(Chart and figure data)
══════════

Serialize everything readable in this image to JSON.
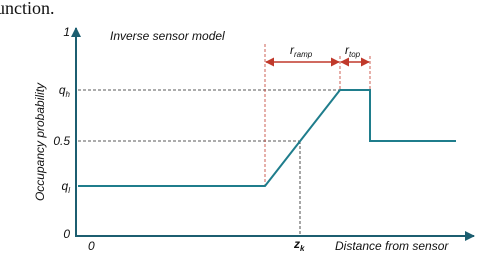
{
  "header_fragment": "unction.",
  "diagram": {
    "title": "Inverse sensor model",
    "y_axis_label": "Occupancy probability",
    "x_axis_label": "Distance from sensor",
    "y_labels": {
      "top": "1",
      "high": {
        "base": "q",
        "sub": "h"
      },
      "mid": "0.5",
      "low": {
        "base": "q",
        "sub": "l"
      },
      "bottom": "0"
    },
    "x_labels": {
      "origin": "0",
      "zk": {
        "base": "z",
        "sub": "k"
      }
    },
    "spans": {
      "ramp": {
        "base": "r",
        "sub": "ramp"
      },
      "top": {
        "base": "r",
        "sub": "top"
      }
    }
  }
}
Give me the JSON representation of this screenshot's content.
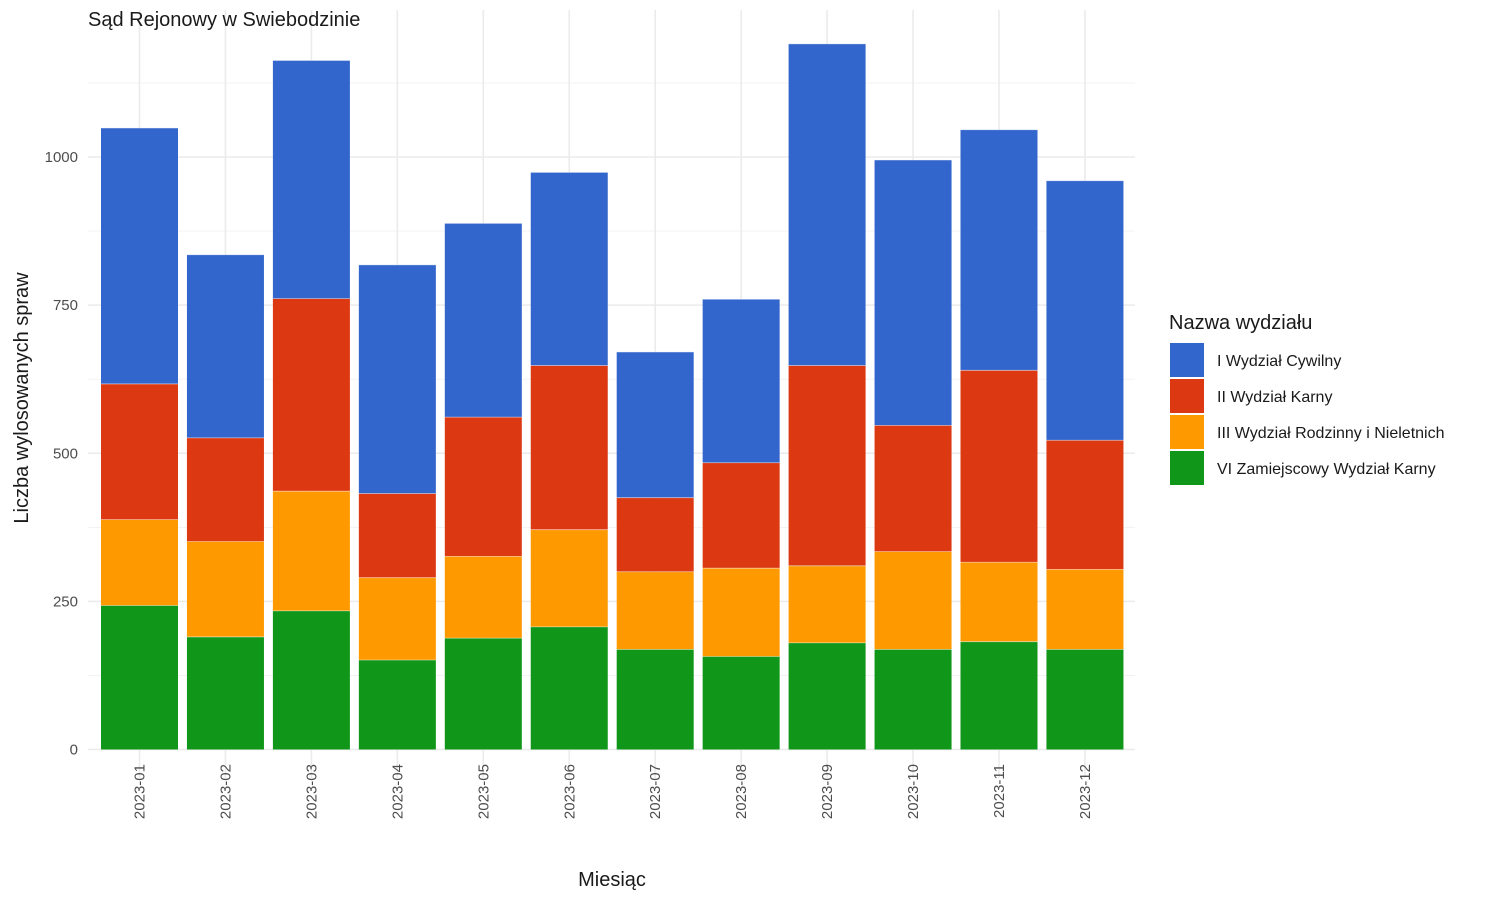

══════════

#### [Short exercise]
Leave out the pictures and give the rest of the records again exactly.

#### [Exercise response]
Serialize everything readable in this image to JSON.
{
  "header_fragment": "unction.",
  "diagram": {
    "title": "Inverse sensor model",
    "y_axis_label": "Occupancy probability",
    "x_axis_label": "Distance from sensor",
    "y_labels": {
      "top": "1",
      "high": {
        "base": "q",
        "sub": "h"
      },
      "mid": "0.5",
      "low": {
        "base": "q",
        "sub": "l"
      },
      "bottom": "0"
    },
    "x_labels": {
      "origin": "0",
      "zk": {
        "base": "z",
        "sub": "k"
      }
    },
    "spans": {
      "ramp": {
        "base": "r",
        "sub": "ramp"
      },
      "top": {
        "base": "r",
        "sub": "top"
      }
    }
  }
}
Give me the JSON representation of this screenshot's content.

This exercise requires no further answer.